▶ Aim of the task
Each entry here needs to be set down again exactly, please; pictures are left out.

▶ Data supplied
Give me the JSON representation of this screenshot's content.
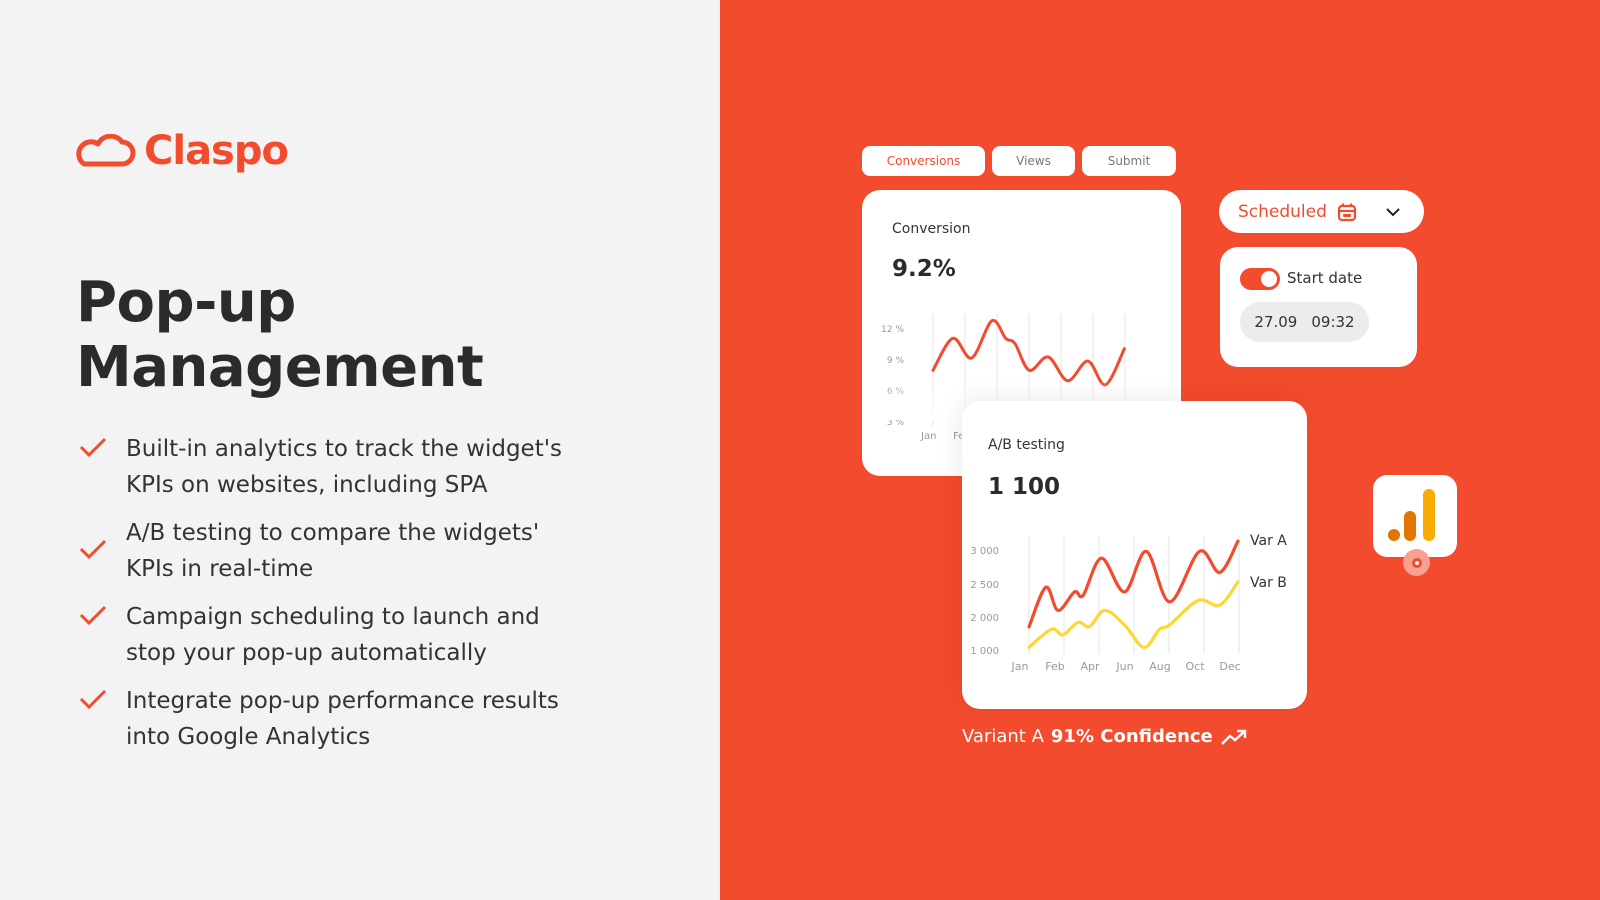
{
  "brand": {
    "name": "Claspo",
    "color": "#f24b2e"
  },
  "hero": {
    "title_lines": [
      "Pop-up",
      "Management"
    ]
  },
  "features": [
    {
      "lines": [
        "Built-in analytics to track the widget's",
        "KPIs on websites, including SPA"
      ]
    },
    {
      "lines": [
        "A/B testing to compare the widgets'",
        "KPIs in real-time"
      ]
    },
    {
      "lines": [
        "Campaign scheduling to launch and",
        "stop your pop-up automatically"
      ]
    },
    {
      "lines": [
        "Integrate pop-up performance results",
        "into Google Analytics"
      ]
    }
  ],
  "tabs": [
    {
      "label": "Conversions",
      "active": true
    },
    {
      "label": "Views",
      "active": false
    },
    {
      "label": "Submit",
      "active": false
    }
  ],
  "conversion_card": {
    "label": "Conversion",
    "value": "9.2%"
  },
  "schedule": {
    "select_value": "Scheduled",
    "icon": "calendar-icon",
    "toggle_on": true,
    "toggle_label": "Start date",
    "date": "27.09",
    "time": "09:32"
  },
  "ab_card": {
    "label": "A/B testing",
    "value": "1 100"
  },
  "confidence": {
    "prefix": "Variant A",
    "strong": "91% Confidence",
    "icon": "trend-up-icon"
  },
  "colors": {
    "accent": "#f24b2e",
    "var_a": "#f24b2e",
    "var_b": "#fdd835",
    "left_bg": "#f3f3f3",
    "ga_orange": "#e37400",
    "ga_yellow": "#f9ab00"
  },
  "chart_data": [
    {
      "type": "line",
      "title": "Conversion",
      "x_ticks": [
        "Jan",
        "Feb"
      ],
      "y_ticks": [
        "12 %",
        "9 %",
        "6 %",
        "3 %"
      ],
      "y_values": [
        12,
        9,
        6,
        3
      ],
      "grid": "vertical",
      "series": [
        {
          "x": [
            0,
            0.62,
            1.21,
            1.84,
            2.27,
            2.56,
            3.01,
            3.6,
            4.21,
            4.84,
            5.39,
            5.98
          ],
          "y": [
            7.9,
            11.0,
            9.1,
            12.7,
            11.0,
            10.5,
            7.9,
            9.2,
            6.9,
            8.8,
            6.5,
            10.0
          ]
        }
      ]
    },
    {
      "type": "line",
      "title": "A/B testing",
      "x_ticks": [
        "Jan",
        "Feb",
        "Apr",
        "Jun",
        "Aug",
        "Oct",
        "Dec"
      ],
      "y_ticks": [
        "3 000",
        "2 500",
        "2 000",
        "1 000"
      ],
      "y_values": [
        3000,
        2500,
        2000,
        1000
      ],
      "grid": "vertical",
      "legend": "right",
      "series": [
        {
          "name": "Var A",
          "x": [
            0,
            0.48,
            0.83,
            1.3,
            1.55,
            2.07,
            2.73,
            3.35,
            4.02,
            4.87,
            5.45,
            5.97
          ],
          "y": [
            1700,
            2450,
            2100,
            2380,
            2330,
            2880,
            2380,
            2980,
            2230,
            2980,
            2670,
            3130
          ]
        },
        {
          "name": "Var B",
          "x": [
            0,
            0.64,
            0.97,
            1.4,
            1.73,
            2.16,
            2.73,
            3.28,
            3.73,
            4.02,
            4.83,
            5.45,
            5.97
          ],
          "y": [
            1080,
            1630,
            1460,
            1840,
            1710,
            2100,
            1760,
            1080,
            1630,
            1760,
            2250,
            2180,
            2530
          ]
        }
      ]
    }
  ]
}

▶ Exercise output
Give me the JSON representation of this screenshot's content.
{
  "brand": {
    "name": "Claspo",
    "color": "#f24b2e"
  },
  "hero": {
    "title_lines": [
      "Pop-up",
      "Management"
    ]
  },
  "features": [
    {
      "lines": [
        "Built-in analytics to track the widget's",
        "KPIs on websites, including SPA"
      ]
    },
    {
      "lines": [
        "A/B testing to compare the widgets'",
        "KPIs in real-time"
      ]
    },
    {
      "lines": [
        "Campaign scheduling to launch and",
        "stop your pop-up automatically"
      ]
    },
    {
      "lines": [
        "Integrate pop-up performance results",
        "into Google Analytics"
      ]
    }
  ],
  "tabs": [
    {
      "label": "Conversions",
      "active": true
    },
    {
      "label": "Views",
      "active": false
    },
    {
      "label": "Submit",
      "active": false
    }
  ],
  "conversion_card": {
    "label": "Conversion",
    "value": "9.2%"
  },
  "schedule": {
    "select_value": "Scheduled",
    "icon": "calendar-icon",
    "toggle_on": true,
    "toggle_label": "Start date",
    "date": "27.09",
    "time": "09:32"
  },
  "ab_card": {
    "label": "A/B testing",
    "value": "1 100"
  },
  "confidence": {
    "prefix": "Variant A",
    "strong": "91% Confidence",
    "icon": "trend-up-icon"
  },
  "colors": {
    "accent": "#f24b2e",
    "var_a": "#f24b2e",
    "var_b": "#fdd835",
    "left_bg": "#f3f3f3",
    "ga_orange": "#e37400",
    "ga_yellow": "#f9ab00"
  },
  "chart_data": [
    {
      "type": "line",
      "title": "Conversion",
      "x_ticks": [
        "Jan",
        "Feb"
      ],
      "y_ticks": [
        "12 %",
        "9 %",
        "6 %",
        "3 %"
      ],
      "y_values": [
        12,
        9,
        6,
        3
      ],
      "grid": "vertical",
      "series": [
        {
          "x": [
            0,
            0.62,
            1.21,
            1.84,
            2.27,
            2.56,
            3.01,
            3.6,
            4.21,
            4.84,
            5.39,
            5.98
          ],
          "y": [
            7.9,
            11.0,
            9.1,
            12.7,
            11.0,
            10.5,
            7.9,
            9.2,
            6.9,
            8.8,
            6.5,
            10.0
          ]
        }
      ]
    },
    {
      "type": "line",
      "title": "A/B testing",
      "x_ticks": [
        "Jan",
        "Feb",
        "Apr",
        "Jun",
        "Aug",
        "Oct",
        "Dec"
      ],
      "y_ticks": [
        "3 000",
        "2 500",
        "2 000",
        "1 000"
      ],
      "y_values": [
        3000,
        2500,
        2000,
        1000
      ],
      "grid": "vertical",
      "legend": "right",
      "series": [
        {
          "name": "Var A",
          "x": [
            0,
            0.48,
            0.83,
            1.3,
            1.55,
            2.07,
            2.73,
            3.35,
            4.02,
            4.87,
            5.45,
            5.97
          ],
          "y": [
            1700,
            2450,
            2100,
            2380,
            2330,
            2880,
            2380,
            2980,
            2230,
            2980,
            2670,
            3130
          ]
        },
        {
          "name": "Var B",
          "x": [
            0,
            0.64,
            0.97,
            1.4,
            1.73,
            2.16,
            2.73,
            3.28,
            3.73,
            4.02,
            4.83,
            5.45,
            5.97
          ],
          "y": [
            1080,
            1630,
            1460,
            1840,
            1710,
            2100,
            1760,
            1080,
            1630,
            1760,
            2250,
            2180,
            2530
          ]
        }
      ]
    }
  ]
}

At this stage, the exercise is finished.